About this exercise:
Could you filter the data below down to the lines that hold the word "studies"?
━━━ Data to use
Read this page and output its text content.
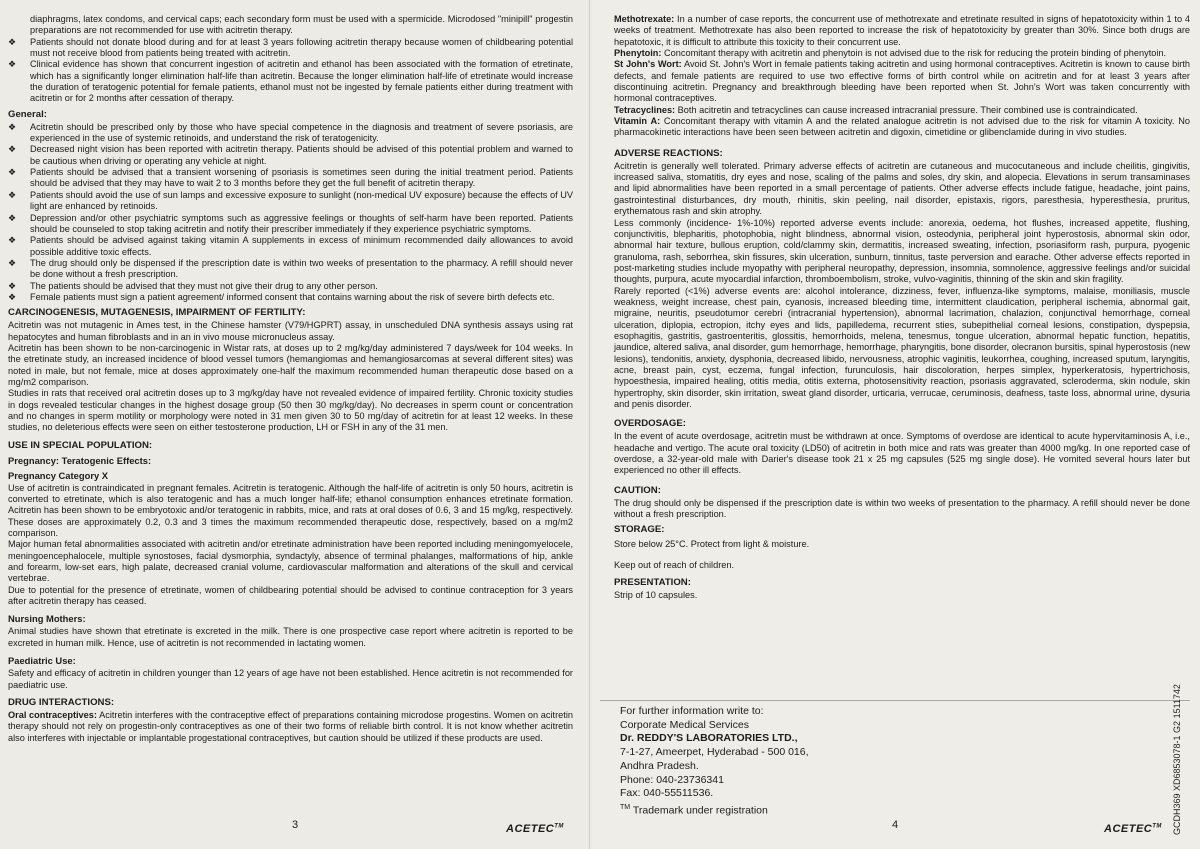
diaphragms, latex condoms, and cervical caps; each secondary form must be used with a spermicide. Microdosed "minipill" progestin preparations are not recommended for use with acitretin therapy.

❖ Patients should not donate blood during and for at least 3 years following acitretin therapy because women of childbearing potential must not receive blood from patients being treated with acitretin.
❖ Clinical evidence has shown that concurrent ingestion of acitretin and ethanol has been associated with the formation of etretinate, which has a significantly longer elimination half-life than acitretin. Because the longer elimination half-life of etretinate would increase the duration of teratogenic potential for female patients, ethanol must not be ingested by female patients either during treatment with acitretin or for 2 months after cessation of therapy.
General:
❖ Acitretin should be prescribed only by those who have special competence in the diagnosis and treatment of severe psoriasis, are experienced in the use of systemic retinoids, and understand the risk of teratogenicity.
❖ Decreased night vision has been reported with acitretin therapy. Patients should be advised of this potential problem and warned to be cautious when driving or operating any vehicle at night.
❖ Patients should be advised that a transient worsening of psoriasis is sometimes seen during the initial treatment period. Patients should be advised that they may have to wait 2 to 3 months before they get the full benefit of acitretin therapy.
❖ Patients should avoid the use of sun lamps and excessive exposure to sunlight (non-medical UV exposure) because the effects of UV light are enhanced by retinoids.
❖ Depression and/or other psychiatric symptoms such as aggressive feelings or thoughts of self-harm have been reported. Patients should be counseled to stop taking acitretin and notify their prescriber immediately if they experience psychiatric symptoms.
❖ Patients should be advised against taking vitamin A supplements in excess of minimum recommended daily allowances to avoid possible additive toxic effects.
❖ The drug should only be dispensed if the prescription date is within two weeks of presentation to the pharmacy. A refill should never be done without a fresh prescription.
❖ The patients should be advised that they must not give their drug to any other person.
❖ Female patients must sign a patient agreement/ informed consent that contains warning about the risk of severe birth defects etc.
CARCINOGENESIS, MUTAGENESIS, IMPAIRMENT OF FERTILITY:

Acitretin was not mutagenic in Ames test, in the Chinese hamster (V79/HGPRT) assay, in unscheduled DNA synthesis assays using rat hepatocytes and human fibroblasts and in an in vivo mouse micronucleus assay.

Acitretin has been shown to be non-carcinogenic in Wistar rats, at doses up to 2 mg/kg/day administered 7 days/week for 104 weeks. In the etretinate study, an increased incidence of blood vessel tumors (hemangiomas and hemangiosarcomas at several different sites) was noted in male, but not female, mice at doses approximately one-half the maximum recommended human therapeutic dose based on a mg/m2 comparison.

Studies in rats that received oral acitretin doses up to 3 mg/kg/day have not revealed evidence of impaired fertility. Chronic toxicity studies in dogs revealed testicular changes in the highest dosage group (50 then 30 mg/kg/day). No decreases in sperm count or concentration and no changes in sperm motility or morphology were noted in 31 men given 30 to 50 mg/day of acitretin for at least 12 weeks. In these studies, no deleterious effects were seen on either testosterone production, LH or FSH in any of the 31 men.

USE IN SPECIAL POPULATION:
Pregnancy: Teratogenic Effects:
Pregnancy Category X

Use of acitretin is contraindicated in pregnant females. Acitretin is teratogenic. Although the half-life of acitretin is only 50 hours, acitretin is converted to etretinate, which is also teratogenic and has a much longer half-life; ethanol consumption enhances etretinate formation. Acitretin has been shown to be embryotoxic and/or teratogenic in rabbits, mice, and rats at oral doses of 0.6, 3 and 15 mg/kg, respectively. These doses are approximately 0.2, 0.3 and 3 times the maximum recommended therapeutic dose, respectively, based on a mg/m2 comparison.

Major human fetal abnormalities associated with acitretin and/or etretinate administration have been reported including meningomyelocele, meningoencephalocele, multiple synostoses, facial dysmorphia, syndactyly, absence of terminal phalanges, malformations of hip, ankle and forearm, low-set ears, high palate, decreased cranial volume, cardiovascular malformation and alterations of the skull and cervical vertebrae.

Due to potential for the presence of etretinate, women of childbearing potential should be advised to continue contraception for 3 years after acitretin therapy has ceased.

Nursing Mothers:

Animal studies have shown that etretinate is excreted in the milk. There is one prospective case report where acitretin is reported to be excreted in human milk. Hence, use of acitretin is not recommended in lactating women.

Paediatric Use:

Safety and efficacy of acitretin in children younger than 12 years of age have not been established. Hence acitretin is not recommended for paediatric use.

DRUG INTERACTIONS:

Oral contraceptives: Acitretin interferes with the contraceptive effect of preparations containing microdose progestins. Women on acitretin therapy should not rely on progestin-only contraceptives as one of their two forms of reliable birth control. It is not know whether acitretin also interferes with injectable or implantable progestational contraceptives, but caution should be utilized if these products are used.

3	ACETEC™

Methotrexate: In a number of case reports, the concurrent use of methotrexate and etretinate resulted in signs of hepatotoxicity within 1 to 4 weeks of treatment. Methotrexate has also been reported to increase the risk of hepatotoxicity by greater than 30%. Since both drugs are hepatotoxic, it is difficult to attribute this toxicity to their concurrent use.

Phenytoin: Concomitant therapy with acitretin and phenytoin is not advised due to the risk for reducing the protein binding of phenytoin.

St John's Wort: Avoid St. John's Wort in female patients taking acitretin and using hormonal contraceptives. Acitretin is known to cause birth defects, and female patients are required to use two effective forms of birth control while on acitretin and for at least 3 years after discontinuing acitretin. Pregnancy and breakthrough bleeding have been reported when St. John's Wort was taken concurrently with hormonal contraceptives.

Tetracyclines: Both acitretin and tetracyclines can cause increased intracranial pressure. Their combined use is contraindicated.

Vitamin A: Concomitant therapy with vitamin A and the related analogue acitretin is not advised due to the risk for vitamin A toxicity. No pharmacokinetic interactions have been seen between acitretin and digoxin, cimetidine or glibenclamide during in vivo studies.

ADVERSE REACTIONS:

Acitretin is generally well tolerated. Primary adverse effects of acitretin are cutaneous and mucocutaneous and include cheilitis, gingivitis, increased saliva, stomatitis, dry eyes and nose, scaling of the palms and soles, dry skin, and alopecia. Elevations in serum transaminases and lipid abnormalities have been reported in a small percentage of patients. Other adverse effects include fatigue, headache, joint pains, gastrointestinal disturbances, dry mouth, rhinitis, skin peeling, nail disorder, epistaxis, rigors, paresthesia, hyperesthesia, pruritus, erythematous rash and skin atrophy.

Less commonly (incidence- 1%-10%) reported adverse events include: anorexia, oedema, hot flushes, increased appetite, flushing, conjunctivitis, blepharitis, photophobia, night blindness, abnormal vision, osteodynia, peripheral joint hyperostosis, abnormal skin odor, abnormal hair texture, bullous eruption, cold/clammy skin, dermatitis, increased sweating, infection, psoriasiform rash, purpura, pyogenic granuloma, rash, seborrhea, skin fissures, skin ulceration, sunburn, tinnitus, taste perversion and earache. Other adverse effects reported in post-marketing studies include myopathy with peripheral neuropathy, depression, insomnia, somnolence, aggressive feelings and/or suicidal thoughts, purpura, acute myocardial infarction, thromboembolism, stroke, vulvo-vaginitis, thinning of the skin and skin fragility.

Rarely reported (<1%) adverse events are: alcohol intolerance, dizziness, fever, influenza-like symptoms, malaise, moniliasis, muscle weakness, weight increase, chest pain, cyanosis, increased bleeding time, intermittent claudication, peripheral ischemia, abnormal gait, migraine, neuritis, pseudotumor cerebri (intracranial hypertension), abnormal lacrimation, chalazion, conjunctival hemorrhage, corneal ulceration, diplopia, ectropion, itchy eyes and lids, papilledema, recurrent sties, subepithelial corneal lesions, constipation, dyspepsia, esophagitis, gastritis, gastroenteritis, glossitis, hemorrhoids, melena, tenesmus, tongue ulceration, abnormal hepatic function, hepatitis, jaundice, altered saliva, anal disorder, gum hemorrhage, hemorrhage, pharyngitis, bone disorder, olecranon bursitis, spinal hyperostosis (new lesions), tendonitis, anxiety, dysphonia, decreased libido, nervousness, atrophic vaginitis, leukorrhea, coughing, increased sputum, laryngitis, acne, breast pain, cyst, eczema, fungal infection, furunculosis, hair discoloration, herpes simplex, hyperkeratosis, hypertrichosis, hypoesthesia, impaired healing, otitis media, otitis externa, photosensitivity reaction, psoriasis aggravated, scleroderma, skin nodule, skin hypertrophy, skin disorder, skin irritation, sweat gland disorder, urticaria, verrucae, ceruminosis, deafness, taste loss, abnormal urine, dysuria and penis disorder.

OVERDOSAGE:

In the event of acute overdosage, acitretin must be withdrawn at once. Symptoms of overdose are identical to acute hypervitaminosis A, i.e., headache and vertigo. The acute oral toxicity (LD50) of acitretin in both mice and rats was greater than 4000 mg/kg. In one reported case of overdose, a 32-year-old male with Darier's disease took 21 x 25 mg capsules (525 mg single dose). He vomited several hours later but experienced no other ill effects.

CAUTION:

The drug should only be dispensed if the prescription date is within two weeks of presentation to the pharmacy. A refill should never be done without a fresh prescription.

STORAGE:

Store below 25°C. Protect from light & moisture.

Keep out of reach of children.

PRESENTATION:

Strip of 10 capsules.

4	ACETEC™
For further information write to:
Corporate Medical Services
Dr. REDDY'S LABORATORIES LTD.,
7-1-27, Ameerpet, Hyderabad - 500 016,
Andhra Pradesh.
Phone: 040-23736341
Fax: 040-55511536.
™ Trademark under registration	GCDH369 XD6853078-1 G2 1511742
━━━━━━
Answer to the problem:
Studies in rats that received oral acitretin doses up to 3 mg/kg/day have not revealed evidence of impaired fertility. Chronic toxicity studies in dogs revealed testicular changes in the highest dosage group (50 then 30 mg/kg/day). No decreases in sperm count or concentration and no changes in sperm motility or morphology were noted in 31 men given 30 to 50 mg/day of acitretin for at least 12 weeks. In these studies, no deleterious effects were seen on either testosterone production, LH or FSH in any of the 31 men.
Animal studies have shown that etretinate is excreted in the milk. There is one prospective case report where acitretin is reported to be excreted in human milk. Hence, use of acitretin is not recommended in lactating women.
Vitamin A: Concomitant therapy with vitamin A and the related analogue acitretin is not advised due to the risk for vitamin A toxicity. No pharmacokinetic interactions have been seen between acitretin and digoxin, cimetidine or glibenclamide during in vivo studies.
Less commonly (incidence- 1%-10%) reported adverse events include: anorexia, oedema, hot flushes, increased appetite, flushing, conjunctivitis, blepharitis, photophobia, night blindness, abnormal vision, osteodynia, peripheral joint hyperostosis, abnormal skin odor, abnormal hair texture, bullous eruption, cold/clammy skin, dermatitis, increased sweating, infection, psoriasiform rash, purpura, pyogenic granuloma, rash, seborrhea, skin fissures, skin ulceration, sunburn, tinnitus, taste perversion and earache. Other adverse effects reported in post-marketing studies include myopathy with peripheral neuropathy, depression, insomnia, somnolence, aggressive feelings and/or suicidal thoughts, purpura, acute myocardial infarction, thromboembolism, stroke, vulvo-vaginitis, thinning of the skin and skin fragility.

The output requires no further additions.